Sezione del documento ▸

Rita Barbera |
SARA SCARAFIA
Prima di lei nessuna donna aveva ricoperto quest’incarico. Quando Rita
Barbera entra all’Ucciardone come vice-direttore di Orazio Faramo ha trent’anni
e due figlie. È il 1986, comincia il maxi-processo e la giovane vice-direttrice
si ritrova faccia a faccia con i boss di Cosa Nostra. «Calò, Madonia: nomi che fino a quel momento avevo letto solo sui
giornali». Oggi, trentatré anni dopo il suo primo ingresso, Rita Barbera lascia
l’Ucciardone nel quale era tornata da direttrice nel 2011. Va in pensione dopo
una carriera che ha attraversato gli anni più intensi della storia di Palermo,
dal maxi-processo alle stragi alla riscossa civica contro la mafia.
Com’è stato per una giovane donna trovarsi faccia a faccia con i boss di
Cosa Nostra?
«Per me fu un’esperienza fortissima. Ma devo dire che non ho mai avuto la
percezione che non mi considerassero un interlocutore all’altezza perché donna.
Erano sempre gentili, fin troppo. Le resistenze più grosse all’inizio le
incontrai col personale di polizia penitenziaria. Non c’erano molte donne nelle
carceri a quei tempi».
Come mai scelse di fare questa carriera?
«In realtà fu per caso. Dopo il liceo Umberto, mi iscrissi a
Giurisprudenza. Quando mi laureai, a 24 anni, ero già mamma della mia prima
figlia, Raffaella. Mia madre, un pilastro della mia esistenza, mi convinse a iscrivermi a un
corso per la preparazione del concorso in magistratura pagandomi una
baby-sitter. Lei gestiva una tabaccheria in via Leonardo Da Vinci, la zona in
cui sono cresciuta».

Compito 1 ▸ Indichi se ciascuna delle seguenti affermazioni concorda con l'intervista a Rita Barbera, rispondendo sì o no e citando testualmente le parole decisive: (a) Rita Barbera iniziò a lavorare all'Ucciardone nell'anno in cui cominciò il maxi-processo; (b) all'inizio le resistenze più grosse le vennero dai detenuti; (c) si laureò all'età di 24 anni.
Il testo e i record provengono da fonti distinte.

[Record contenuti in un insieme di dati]
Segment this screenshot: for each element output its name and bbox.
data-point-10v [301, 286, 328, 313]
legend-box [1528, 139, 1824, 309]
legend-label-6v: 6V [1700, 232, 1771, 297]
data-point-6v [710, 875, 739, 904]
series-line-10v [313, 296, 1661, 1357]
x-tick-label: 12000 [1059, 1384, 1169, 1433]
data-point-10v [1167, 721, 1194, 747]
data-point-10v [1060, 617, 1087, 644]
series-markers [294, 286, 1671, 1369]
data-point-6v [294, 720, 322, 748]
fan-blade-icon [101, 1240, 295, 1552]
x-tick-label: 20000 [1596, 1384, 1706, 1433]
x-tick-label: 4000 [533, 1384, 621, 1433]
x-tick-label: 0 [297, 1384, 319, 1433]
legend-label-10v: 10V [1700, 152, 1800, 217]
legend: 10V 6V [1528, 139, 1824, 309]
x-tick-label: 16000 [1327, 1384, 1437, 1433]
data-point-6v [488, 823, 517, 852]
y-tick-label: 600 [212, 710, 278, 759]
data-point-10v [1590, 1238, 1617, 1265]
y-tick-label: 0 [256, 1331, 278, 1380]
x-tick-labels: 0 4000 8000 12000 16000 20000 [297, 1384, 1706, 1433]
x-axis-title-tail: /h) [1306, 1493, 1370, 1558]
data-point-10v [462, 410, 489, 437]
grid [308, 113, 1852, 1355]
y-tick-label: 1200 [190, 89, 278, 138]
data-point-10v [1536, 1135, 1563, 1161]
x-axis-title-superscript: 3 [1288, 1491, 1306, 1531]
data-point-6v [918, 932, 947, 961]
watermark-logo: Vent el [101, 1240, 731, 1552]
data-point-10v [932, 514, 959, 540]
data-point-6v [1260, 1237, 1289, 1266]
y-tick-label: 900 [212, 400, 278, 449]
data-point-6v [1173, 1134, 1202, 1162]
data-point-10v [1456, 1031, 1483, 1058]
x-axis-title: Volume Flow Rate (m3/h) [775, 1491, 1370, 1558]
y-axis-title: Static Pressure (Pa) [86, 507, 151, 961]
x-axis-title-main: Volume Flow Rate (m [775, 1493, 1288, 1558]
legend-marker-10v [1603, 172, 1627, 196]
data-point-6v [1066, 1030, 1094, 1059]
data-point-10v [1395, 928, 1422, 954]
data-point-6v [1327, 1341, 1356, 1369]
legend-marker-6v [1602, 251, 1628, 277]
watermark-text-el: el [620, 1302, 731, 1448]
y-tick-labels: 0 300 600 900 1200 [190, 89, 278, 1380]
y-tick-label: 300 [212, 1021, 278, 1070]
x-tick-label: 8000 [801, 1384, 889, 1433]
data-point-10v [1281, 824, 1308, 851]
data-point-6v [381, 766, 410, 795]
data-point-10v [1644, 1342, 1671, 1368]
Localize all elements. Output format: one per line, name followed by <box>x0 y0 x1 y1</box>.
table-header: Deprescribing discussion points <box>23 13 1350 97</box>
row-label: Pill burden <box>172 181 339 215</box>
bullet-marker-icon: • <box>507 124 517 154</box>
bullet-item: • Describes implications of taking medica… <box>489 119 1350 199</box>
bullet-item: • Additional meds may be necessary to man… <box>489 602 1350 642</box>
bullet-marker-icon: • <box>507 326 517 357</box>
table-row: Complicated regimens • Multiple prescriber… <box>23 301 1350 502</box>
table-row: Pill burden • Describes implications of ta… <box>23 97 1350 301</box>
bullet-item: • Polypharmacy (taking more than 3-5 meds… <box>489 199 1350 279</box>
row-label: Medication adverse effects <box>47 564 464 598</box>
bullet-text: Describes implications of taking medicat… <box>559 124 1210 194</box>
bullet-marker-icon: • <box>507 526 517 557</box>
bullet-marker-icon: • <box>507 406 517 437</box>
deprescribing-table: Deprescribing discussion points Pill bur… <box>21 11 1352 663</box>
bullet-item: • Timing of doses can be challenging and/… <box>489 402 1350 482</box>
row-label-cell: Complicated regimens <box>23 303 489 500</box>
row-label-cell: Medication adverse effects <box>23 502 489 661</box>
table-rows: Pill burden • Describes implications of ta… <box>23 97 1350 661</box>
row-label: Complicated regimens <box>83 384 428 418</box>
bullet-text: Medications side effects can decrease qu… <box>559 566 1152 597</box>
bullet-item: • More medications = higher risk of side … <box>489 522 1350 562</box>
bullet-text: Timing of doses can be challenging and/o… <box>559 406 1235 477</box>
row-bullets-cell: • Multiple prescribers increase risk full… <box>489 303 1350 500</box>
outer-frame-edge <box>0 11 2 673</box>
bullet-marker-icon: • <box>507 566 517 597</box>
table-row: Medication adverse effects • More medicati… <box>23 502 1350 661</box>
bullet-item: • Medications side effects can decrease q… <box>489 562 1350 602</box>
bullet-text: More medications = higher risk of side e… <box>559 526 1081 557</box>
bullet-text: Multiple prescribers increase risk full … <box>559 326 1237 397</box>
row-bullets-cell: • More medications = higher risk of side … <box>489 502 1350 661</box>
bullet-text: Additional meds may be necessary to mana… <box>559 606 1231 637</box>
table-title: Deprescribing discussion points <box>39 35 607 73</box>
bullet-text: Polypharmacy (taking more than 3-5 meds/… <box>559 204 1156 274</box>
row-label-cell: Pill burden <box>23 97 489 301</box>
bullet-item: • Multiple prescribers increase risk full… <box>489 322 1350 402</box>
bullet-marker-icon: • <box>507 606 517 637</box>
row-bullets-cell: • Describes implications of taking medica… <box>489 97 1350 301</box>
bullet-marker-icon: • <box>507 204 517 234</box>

Compito 2 ▸ Ricopi fedelmente tutto ciò che va dall'inizio dei record fino alla riga che contiene «x-tick-label: 0 [297, 1384, 319, 1433]», entrambe le estremità comprese.

Soluzione 1 ▸
(a) Sì: «È il 1986, comincia il maxi-processo e la giovane vice-direttrice si ritrova faccia a faccia con i boss di Cosa Nostra».
(b) No: «Le resistenze più grosse all’inizio le incontrai col personale di polizia penitenziaria».
(c) Sì: «Quando mi laureai, a 24 anni, ero già mamma della mia prima figlia, Raffaella».

Soluzione 2 ▸
Segment this screenshot: for each element output its name and bbox.
data-point-10v [301, 286, 328, 313]
legend-box [1528, 139, 1824, 309]
legend-label-6v: 6V [1700, 232, 1771, 297]
data-point-6v [710, 875, 739, 904]
series-line-10v [313, 296, 1661, 1357]
x-tick-label: 12000 [1059, 1384, 1169, 1433]
data-point-10v [1167, 721, 1194, 747]
data-point-10v [1060, 617, 1087, 644]
series-markers [294, 286, 1671, 1369]
data-point-6v [294, 720, 322, 748]
fan-blade-icon [101, 1240, 295, 1552]
x-tick-label: 20000 [1596, 1384, 1706, 1433]
x-tick-label: 4000 [533, 1384, 621, 1433]
x-tick-label: 0 [297, 1384, 319, 1433]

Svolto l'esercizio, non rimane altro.